▶ **EXERCISE OBJECTIVE**:
Only the lines holding the string "obitelji" are needed. Copy each one.
-- Begin DATA SECTION --
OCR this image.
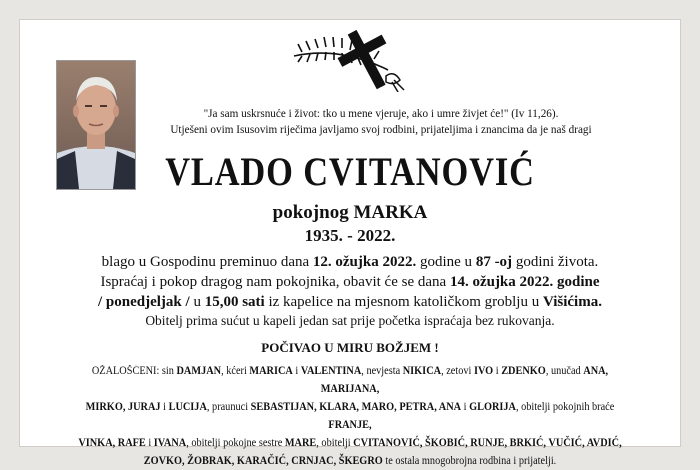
"Ja sam uskrsnuće i život: tko u mene vjeruje, ako i umre živjet će!" (Iv 11,26).
Utješeni ovim Isusovim riječima javljamo svoj rodbini, prijateljima i znancima da je naš dragi
VLADO CVITANOVIĆ
pokojnog MARKA
1935. - 2022.
blago u Gospodinu preminuo dana 12. ožujka 2022. godine u 87 -oj godini života.
Ispraćaj i pokop dragog nam pokojnika, obavit će se dana 14. ožujka 2022. godine
/ ponedjeljak / u 15,00 sati iz kapelice na mjesnom katoličkom groblju u Višićima.
Obitelj prima sućut u kapeli jedan sat prije početka ispraćaja bez rukovanja.
POČIVAO U MIRU BOŽJEM !
OŽALOŠĆENI: sin DAMJAN, kćeri MARICA i VALENTINA, nevjesta NIKICA, zetovi IVO i ZDENKO, unučad ANA, MARIJANA,
MIRKO, JURAJ i LUCIJA, praunuci SEBASTIJAN, KLARA, MARO, PETRA, ANA i GLORIJA, obitelji pokojnih braće FRANJE,
VINKA, RAFE i IVANA, obitelji pokojne sestre MARE, obitelji CVITANOVIĆ, ŠKOBIĆ, RUNJE, BRKIĆ, VUČIĆ, AVDIĆ,
ZOVKO, ŽOBRAK, KARAČIĆ, CRNJAC, ŠKEGRO te ostala mnogobrojna rodbina i prijatelji.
-- End DATA SECTION --
▶ **THE OUTPUT**:
MIRKO, JURAJ i LUCIJA, praunuci SEBASTIJAN, KLARA, MARO, PETRA, ANA i GLORIJA, obitelji pokojnih braće FRANJE,
VINKA, RAFE i IVANA, obitelji pokojne sestre MARE, obitelji CVITANOVIĆ, ŠKOBIĆ, RUNJE, BRKIĆ, VUČIĆ, AVDIĆ,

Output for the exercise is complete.